Stored data:
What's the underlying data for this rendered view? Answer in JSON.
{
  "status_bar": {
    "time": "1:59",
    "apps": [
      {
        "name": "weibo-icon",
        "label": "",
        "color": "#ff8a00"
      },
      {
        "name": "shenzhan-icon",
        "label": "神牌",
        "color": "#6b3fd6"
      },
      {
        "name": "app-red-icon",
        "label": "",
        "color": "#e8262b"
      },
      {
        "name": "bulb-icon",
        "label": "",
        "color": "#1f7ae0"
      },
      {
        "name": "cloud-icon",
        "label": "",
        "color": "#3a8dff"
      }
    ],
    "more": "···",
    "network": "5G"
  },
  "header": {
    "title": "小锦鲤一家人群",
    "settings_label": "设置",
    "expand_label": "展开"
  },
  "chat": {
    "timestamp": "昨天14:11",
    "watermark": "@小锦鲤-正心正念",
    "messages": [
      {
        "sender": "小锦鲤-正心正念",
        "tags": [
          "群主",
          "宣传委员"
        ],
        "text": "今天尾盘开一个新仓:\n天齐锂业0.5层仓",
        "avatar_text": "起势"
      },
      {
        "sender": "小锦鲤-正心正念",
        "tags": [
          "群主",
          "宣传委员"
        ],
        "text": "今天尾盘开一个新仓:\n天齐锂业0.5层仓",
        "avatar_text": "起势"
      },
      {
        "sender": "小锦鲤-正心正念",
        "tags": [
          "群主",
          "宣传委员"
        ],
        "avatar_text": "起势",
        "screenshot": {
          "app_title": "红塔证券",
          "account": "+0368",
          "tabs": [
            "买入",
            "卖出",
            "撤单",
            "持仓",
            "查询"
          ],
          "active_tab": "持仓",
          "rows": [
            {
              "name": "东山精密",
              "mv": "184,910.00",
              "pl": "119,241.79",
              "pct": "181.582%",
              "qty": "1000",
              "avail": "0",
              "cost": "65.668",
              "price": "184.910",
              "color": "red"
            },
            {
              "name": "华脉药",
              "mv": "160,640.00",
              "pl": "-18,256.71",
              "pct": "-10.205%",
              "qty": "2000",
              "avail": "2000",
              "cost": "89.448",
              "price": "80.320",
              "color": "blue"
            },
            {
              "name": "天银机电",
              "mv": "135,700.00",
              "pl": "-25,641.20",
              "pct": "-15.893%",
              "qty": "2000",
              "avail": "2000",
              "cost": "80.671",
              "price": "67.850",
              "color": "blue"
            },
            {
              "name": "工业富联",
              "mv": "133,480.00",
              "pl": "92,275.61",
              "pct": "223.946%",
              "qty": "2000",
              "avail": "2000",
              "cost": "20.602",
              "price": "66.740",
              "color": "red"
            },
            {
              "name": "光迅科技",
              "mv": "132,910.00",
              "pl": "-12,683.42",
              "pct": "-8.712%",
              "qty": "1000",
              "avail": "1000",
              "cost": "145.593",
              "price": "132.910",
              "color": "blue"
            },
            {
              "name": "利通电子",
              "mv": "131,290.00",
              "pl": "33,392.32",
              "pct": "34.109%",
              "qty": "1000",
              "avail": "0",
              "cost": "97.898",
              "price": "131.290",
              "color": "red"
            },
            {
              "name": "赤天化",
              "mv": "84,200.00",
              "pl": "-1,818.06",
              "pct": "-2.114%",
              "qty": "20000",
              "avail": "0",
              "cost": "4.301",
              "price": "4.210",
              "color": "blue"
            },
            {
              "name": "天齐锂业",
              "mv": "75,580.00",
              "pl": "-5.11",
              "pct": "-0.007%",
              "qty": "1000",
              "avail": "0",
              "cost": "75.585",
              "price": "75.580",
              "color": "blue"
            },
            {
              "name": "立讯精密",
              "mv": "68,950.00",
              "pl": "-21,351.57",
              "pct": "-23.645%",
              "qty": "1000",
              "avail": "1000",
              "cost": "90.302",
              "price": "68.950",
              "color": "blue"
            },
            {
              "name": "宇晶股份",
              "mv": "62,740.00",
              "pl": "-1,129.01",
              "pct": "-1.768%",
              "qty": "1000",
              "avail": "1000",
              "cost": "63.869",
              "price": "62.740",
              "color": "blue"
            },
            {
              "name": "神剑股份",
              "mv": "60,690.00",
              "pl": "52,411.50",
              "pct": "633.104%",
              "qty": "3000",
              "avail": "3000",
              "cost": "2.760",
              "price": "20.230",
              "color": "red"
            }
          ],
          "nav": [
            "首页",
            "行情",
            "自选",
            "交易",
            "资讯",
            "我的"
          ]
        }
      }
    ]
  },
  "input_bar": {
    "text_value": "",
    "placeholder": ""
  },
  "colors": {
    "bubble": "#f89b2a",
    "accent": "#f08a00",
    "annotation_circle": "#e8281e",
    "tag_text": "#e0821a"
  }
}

Given request: Extract the data in full. Keep it word for word.

Expected output:
What's the underlying data for this rendered view? Answer in JSON.
{
  "status_bar": {
    "time": "1:59",
    "apps": [
      {
        "name": "weibo-icon",
        "label": "",
        "color": "#ff8a00"
      },
      {
        "name": "shenzhan-icon",
        "label": "神牌",
        "color": "#6b3fd6"
      },
      {
        "name": "app-red-icon",
        "label": "",
        "color": "#e8262b"
      },
      {
        "name": "bulb-icon",
        "label": "",
        "color": "#1f7ae0"
      },
      {
        "name": "cloud-icon",
        "label": "",
        "color": "#3a8dff"
      }
    ],
    "more": "···",
    "network": "5G"
  },
  "header": {
    "title": "小锦鲤一家人群",
    "settings_label": "设置",
    "expand_label": "展开"
  },
  "chat": {
    "timestamp": "昨天14:11",
    "watermark": "@小锦鲤-正心正念",
    "messages": [
      {
        "sender": "小锦鲤-正心正念",
        "tags": [
          "群主",
          "宣传委员"
        ],
        "text": "今天尾盘开一个新仓:\n天齐锂业0.5层仓",
        "avatar_text": "起势"
      },
      {
        "sender": "小锦鲤-正心正念",
        "tags": [
          "群主",
          "宣传委员"
        ],
        "text": "今天尾盘开一个新仓:\n天齐锂业0.5层仓",
        "avatar_text": "起势"
      },
      {
        "sender": "小锦鲤-正心正念",
        "tags": [
          "群主",
          "宣传委员"
        ],
        "avatar_text": "起势",
        "screenshot": {
          "app_title": "红塔证券",
          "account": "+0368",
          "tabs": [
            "买入",
            "卖出",
            "撤单",
            "持仓",
            "查询"
          ],
          "active_tab": "持仓",
          "rows": [
            {
              "name": "东山精密",
              "mv": "184,910.00",
              "pl": "119,241.79",
              "pct": "181.582%",
              "qty": "1000",
              "avail": "0",
              "cost": "65.668",
              "price": "184.910",
              "color": "red"
            },
            {
              "name": "华脉药",
              "mv": "160,640.00",
              "pl": "-18,256.71",
              "pct": "-10.205%",
              "qty": "2000",
              "avail": "2000",
              "cost": "89.448",
              "price": "80.320",
              "color": "blue"
            },
            {
              "name": "天银机电",
              "mv": "135,700.00",
              "pl": "-25,641.20",
              "pct": "-15.893%",
              "qty": "2000",
              "avail": "2000",
              "cost": "80.671",
              "price": "67.850",
              "color": "blue"
            },
            {
              "name": "工业富联",
              "mv": "133,480.00",
              "pl": "92,275.61",
              "pct": "223.946%",
              "qty": "2000",
              "avail": "2000",
              "cost": "20.602",
              "price": "66.740",
              "color": "red"
            },
            {
              "name": "光迅科技",
              "mv": "132,910.00",
              "pl": "-12,683.42",
              "pct": "-8.712%",
              "qty": "1000",
              "avail": "1000",
              "cost": "145.593",
              "price": "132.910",
              "color": "blue"
            },
            {
              "name": "利通电子",
              "mv": "131,290.00",
              "pl": "33,392.32",
              "pct": "34.109%",
              "qty": "1000",
              "avail": "0",
              "cost": "97.898",
              "price": "131.290",
              "color": "red"
            },
            {
              "name": "赤天化",
              "mv": "84,200.00",
              "pl": "-1,818.06",
              "pct": "-2.114%",
              "qty": "20000",
              "avail": "0",
              "cost": "4.301",
              "price": "4.210",
              "color": "blue"
            },
            {
              "name": "天齐锂业",
              "mv": "75,580.00",
              "pl": "-5.11",
              "pct": "-0.007%",
              "qty": "1000",
              "avail": "0",
              "cost": "75.585",
              "price": "75.580",
              "color": "blue"
            },
            {
              "name": "立讯精密",
              "mv": "68,950.00",
              "pl": "-21,351.57",
              "pct": "-23.645%",
              "qty": "1000",
              "avail": "1000",
              "cost": "90.302",
              "price": "68.950",
              "color": "blue"
            },
            {
              "name": "宇晶股份",
              "mv": "62,740.00",
              "pl": "-1,129.01",
              "pct": "-1.768%",
              "qty": "1000",
              "avail": "1000",
              "cost": "63.869",
              "price": "62.740",
              "color": "blue"
            },
            {
              "name": "神剑股份",
              "mv": "60,690.00",
              "pl": "52,411.50",
              "pct": "633.104%",
              "qty": "3000",
              "avail": "3000",
              "cost": "2.760",
              "price": "20.230",
              "color": "red"
            }
          ],
          "nav": [
            "首页",
            "行情",
            "自选",
            "交易",
            "资讯",
            "我的"
          ]
        }
      }
    ]
  },
  "input_bar": {
    "text_value": "",
    "placeholder": ""
  },
  "colors": {
    "bubble": "#f89b2a",
    "accent": "#f08a00",
    "annotation_circle": "#e8281e",
    "tag_text": "#e0821a"
  }
}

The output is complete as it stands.